> [GIVEN TASK]: From the listing below, extract every line containing "festival".

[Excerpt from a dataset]

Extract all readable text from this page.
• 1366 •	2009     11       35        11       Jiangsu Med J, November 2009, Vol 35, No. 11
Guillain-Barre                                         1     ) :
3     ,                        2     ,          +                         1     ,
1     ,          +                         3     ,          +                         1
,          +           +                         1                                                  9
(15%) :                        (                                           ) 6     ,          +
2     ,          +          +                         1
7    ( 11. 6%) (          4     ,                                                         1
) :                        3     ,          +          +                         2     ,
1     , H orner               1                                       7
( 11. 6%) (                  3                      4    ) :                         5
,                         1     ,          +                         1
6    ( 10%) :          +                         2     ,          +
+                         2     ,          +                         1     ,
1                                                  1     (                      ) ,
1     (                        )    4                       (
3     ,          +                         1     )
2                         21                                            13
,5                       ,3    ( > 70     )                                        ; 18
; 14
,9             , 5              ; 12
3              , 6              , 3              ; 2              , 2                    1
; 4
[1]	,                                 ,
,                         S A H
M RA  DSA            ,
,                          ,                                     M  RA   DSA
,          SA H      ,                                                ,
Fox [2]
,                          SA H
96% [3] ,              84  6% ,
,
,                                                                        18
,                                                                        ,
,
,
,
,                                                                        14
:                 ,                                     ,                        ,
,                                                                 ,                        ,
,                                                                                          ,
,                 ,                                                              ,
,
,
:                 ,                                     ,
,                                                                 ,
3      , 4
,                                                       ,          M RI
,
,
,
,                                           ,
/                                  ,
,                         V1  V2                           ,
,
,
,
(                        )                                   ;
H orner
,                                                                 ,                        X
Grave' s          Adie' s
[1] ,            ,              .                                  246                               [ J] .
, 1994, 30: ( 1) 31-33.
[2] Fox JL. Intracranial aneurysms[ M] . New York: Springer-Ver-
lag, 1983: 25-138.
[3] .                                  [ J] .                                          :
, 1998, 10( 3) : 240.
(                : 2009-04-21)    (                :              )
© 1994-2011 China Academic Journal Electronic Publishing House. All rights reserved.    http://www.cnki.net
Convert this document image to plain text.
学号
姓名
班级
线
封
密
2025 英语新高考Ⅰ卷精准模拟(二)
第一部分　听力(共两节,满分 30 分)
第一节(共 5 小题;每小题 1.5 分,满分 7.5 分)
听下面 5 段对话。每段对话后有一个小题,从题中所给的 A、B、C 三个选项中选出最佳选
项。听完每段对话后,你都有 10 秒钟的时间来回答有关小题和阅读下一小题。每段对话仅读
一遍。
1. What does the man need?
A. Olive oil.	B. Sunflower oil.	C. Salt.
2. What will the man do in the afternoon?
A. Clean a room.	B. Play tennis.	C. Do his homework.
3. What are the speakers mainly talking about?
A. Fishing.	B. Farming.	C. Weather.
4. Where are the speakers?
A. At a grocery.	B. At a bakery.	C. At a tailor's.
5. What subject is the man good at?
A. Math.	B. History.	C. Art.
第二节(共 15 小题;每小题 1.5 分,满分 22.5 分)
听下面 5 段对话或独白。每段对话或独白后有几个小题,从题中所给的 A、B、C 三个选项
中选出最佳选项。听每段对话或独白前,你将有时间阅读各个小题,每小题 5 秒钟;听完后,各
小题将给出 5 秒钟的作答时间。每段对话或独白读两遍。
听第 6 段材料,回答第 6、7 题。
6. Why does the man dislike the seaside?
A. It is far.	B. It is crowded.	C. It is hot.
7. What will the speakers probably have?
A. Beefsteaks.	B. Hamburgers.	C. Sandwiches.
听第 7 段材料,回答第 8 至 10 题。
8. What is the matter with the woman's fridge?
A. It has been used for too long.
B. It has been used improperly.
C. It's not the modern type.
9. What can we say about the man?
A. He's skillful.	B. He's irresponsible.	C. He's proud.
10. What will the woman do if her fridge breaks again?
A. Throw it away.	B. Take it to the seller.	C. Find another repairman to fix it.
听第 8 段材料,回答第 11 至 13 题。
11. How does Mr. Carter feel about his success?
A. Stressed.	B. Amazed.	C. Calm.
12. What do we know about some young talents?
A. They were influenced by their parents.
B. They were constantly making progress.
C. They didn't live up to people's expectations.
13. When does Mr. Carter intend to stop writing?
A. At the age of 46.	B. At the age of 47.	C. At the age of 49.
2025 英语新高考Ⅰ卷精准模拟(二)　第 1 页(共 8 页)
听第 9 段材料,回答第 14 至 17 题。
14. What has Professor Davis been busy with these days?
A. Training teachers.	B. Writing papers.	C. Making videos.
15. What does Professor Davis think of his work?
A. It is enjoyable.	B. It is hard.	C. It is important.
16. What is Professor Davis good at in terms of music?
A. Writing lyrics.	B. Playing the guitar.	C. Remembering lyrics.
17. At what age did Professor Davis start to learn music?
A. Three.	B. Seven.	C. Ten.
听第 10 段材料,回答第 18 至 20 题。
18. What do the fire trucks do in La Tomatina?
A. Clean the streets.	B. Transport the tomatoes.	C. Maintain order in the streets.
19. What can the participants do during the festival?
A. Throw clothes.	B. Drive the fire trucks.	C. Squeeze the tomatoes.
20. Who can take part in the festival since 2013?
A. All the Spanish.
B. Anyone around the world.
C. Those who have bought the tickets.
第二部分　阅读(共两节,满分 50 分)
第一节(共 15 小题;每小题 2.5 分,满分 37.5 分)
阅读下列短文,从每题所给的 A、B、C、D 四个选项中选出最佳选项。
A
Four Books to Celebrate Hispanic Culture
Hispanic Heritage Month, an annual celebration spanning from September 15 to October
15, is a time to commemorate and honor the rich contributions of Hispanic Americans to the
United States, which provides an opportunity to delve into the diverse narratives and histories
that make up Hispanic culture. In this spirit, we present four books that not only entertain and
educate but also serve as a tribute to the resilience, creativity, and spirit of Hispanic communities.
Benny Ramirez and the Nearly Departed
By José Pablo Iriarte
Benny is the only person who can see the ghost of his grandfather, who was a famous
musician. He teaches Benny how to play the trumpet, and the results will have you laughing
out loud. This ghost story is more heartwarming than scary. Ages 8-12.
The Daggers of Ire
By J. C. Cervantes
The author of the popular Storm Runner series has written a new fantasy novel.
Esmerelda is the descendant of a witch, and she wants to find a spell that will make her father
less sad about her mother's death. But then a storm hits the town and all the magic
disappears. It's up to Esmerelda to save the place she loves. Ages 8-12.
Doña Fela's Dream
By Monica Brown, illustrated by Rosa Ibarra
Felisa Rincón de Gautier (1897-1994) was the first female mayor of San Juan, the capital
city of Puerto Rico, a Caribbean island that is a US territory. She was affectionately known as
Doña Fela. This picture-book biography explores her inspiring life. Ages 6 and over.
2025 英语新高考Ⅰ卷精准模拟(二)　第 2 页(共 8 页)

> [TASK RESPONSE]:
19. What can the participants do during the festival?
20. Who can take part in the festival since 2013?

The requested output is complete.